-- begin Listing --

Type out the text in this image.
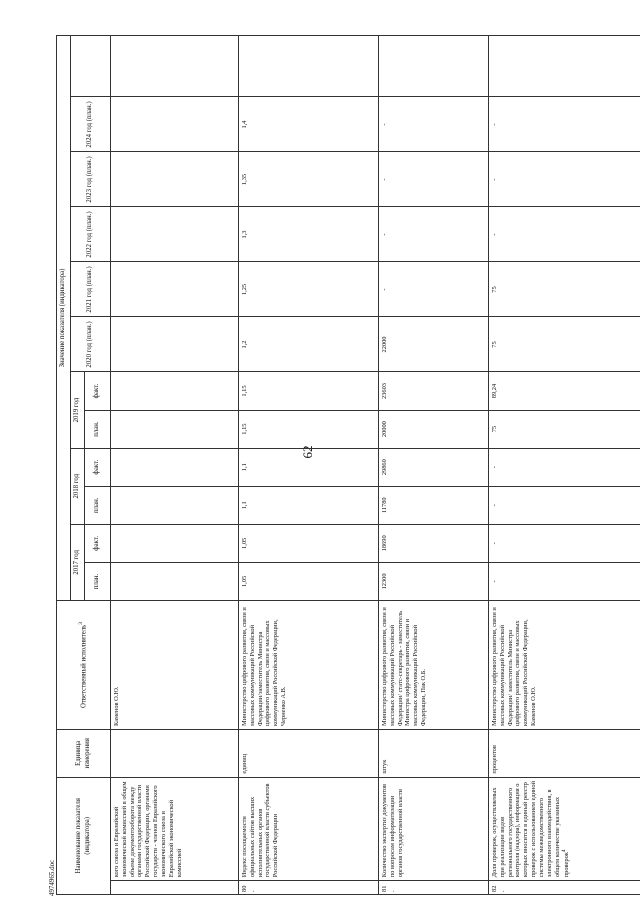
62
4974965.doc
Наименование показателя (индикатора)		Единица измерения	Ответственный исполнитель$^3$	Значение показателя (индикатора)											
				2017 год		2018 год		2019 год		2020 год (план.)	2021 год (план.)	2022 год (план.)	2023 год (план.)	2024 год (план.)	
				план.	факт.	план.	факт.	план.	факт.						

	кого союза и Евразийской экономической комиссией в общем объеме документооборота между органами государственной власти Российской Федерации, органами государств - членов Евразийского экономического союза и Евразийской экономической комиссией		Каменов О.Ю.												
80.	Индекс посещаемости официальных сайтов высших исполнительных органов государственной власти субъектов Российской Федерации	единиц	Министерство цифрового развития, связи и массовых коммуникаций Российской Федерации/заместитель Министра цифрового развития, связи и массовых коммуникаций Российской Федерации, Черненко А.В.	1,05	1,05	1,1	1,1	1,15	1,15	1,2	1,25	1,3	1,35	1,4	
81.	Количество экспертиз документов по вопросам информатизации органов государственной власти	штук	Министерство цифрового развития, связи и массовых коммуникаций Российской Федерации/ статс-секретарь - заместитель Министра цифрового развития, связи и массовых коммуникаций Российской Федерации, Пак О.Б.	12300	18690	11780	29860	20000	23603	22000	-	-	-	-	
82.	Доля проверок, осуществляемых при реализации видов регионального государственного контроля (надзора), информация о которых вносится в единый реестр проверок с использованием единой системы межведомственного электронного взаимодействия, в общем количестве указанных проверок$^4$	процентов	Министерство цифрового развития, связи и массовых коммуникаций Российской Федерации/ заместитель Министра цифрового развития, связи и массовых коммуникаций Российской Федерации, Каменов О.Ю.	-	-	-	-	75	89,24	75	75	-	-	-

-- end Listing --

Stated exercise:
Reproduce the entries above without change, omitting all pictures.

Answer below:
Type out the text in this image.
62
4974965.doc
Наименование показателя (индикатора)		Единица измерения	Ответственный исполнитель$^3$	Значение показателя (индикатора)											
				2017 год		2018 год		2019 год		2020 год (план.)	2021 год (план.)	2022 год (план.)	2023 год (план.)	2024 год (план.)	
				план.	факт.	план.	факт.	план.	факт.						

	кого союза и Евразийской экономической комиссией в общем объеме документооборота между органами государственной власти Российской Федерации, органами государств - членов Евразийского экономического союза и Евразийской экономической комиссией		Каменов О.Ю.												
80.	Индекс посещаемости официальных сайтов высших исполнительных органов государственной власти субъектов Российской Федерации	единиц	Министерство цифрового развития, связи и массовых коммуникаций Российской Федерации/заместитель Министра цифрового развития, связи и массовых коммуникаций Российской Федерации, Черненко А.В.	1,05	1,05	1,1	1,1	1,15	1,15	1,2	1,25	1,3	1,35	1,4	
81.	Количество экспертиз документов по вопросам информатизации органов государственной власти	штук	Министерство цифрового развития, связи и массовых коммуникаций Российской Федерации/ статс-секретарь - заместитель Министра цифрового развития, связи и массовых коммуникаций Российской Федерации, Пак О.Б.	12300	18690	11780	29860	20000	23603	22000	-	-	-	-	
82.	Доля проверок, осуществляемых при реализации видов регионального государственного контроля (надзора), информация о которых вносится в единый реестр проверок с использованием единой системы межведомственного электронного взаимодействия, в общем количестве указанных проверок$^4$	процентов	Министерство цифрового развития, связи и массовых коммуникаций Российской Федерации/ заместитель Министра цифрового развития, связи и массовых коммуникаций Российской Федерации, Каменов О.Ю.	-	-	-	-	75	89,24	75	75	-	-	-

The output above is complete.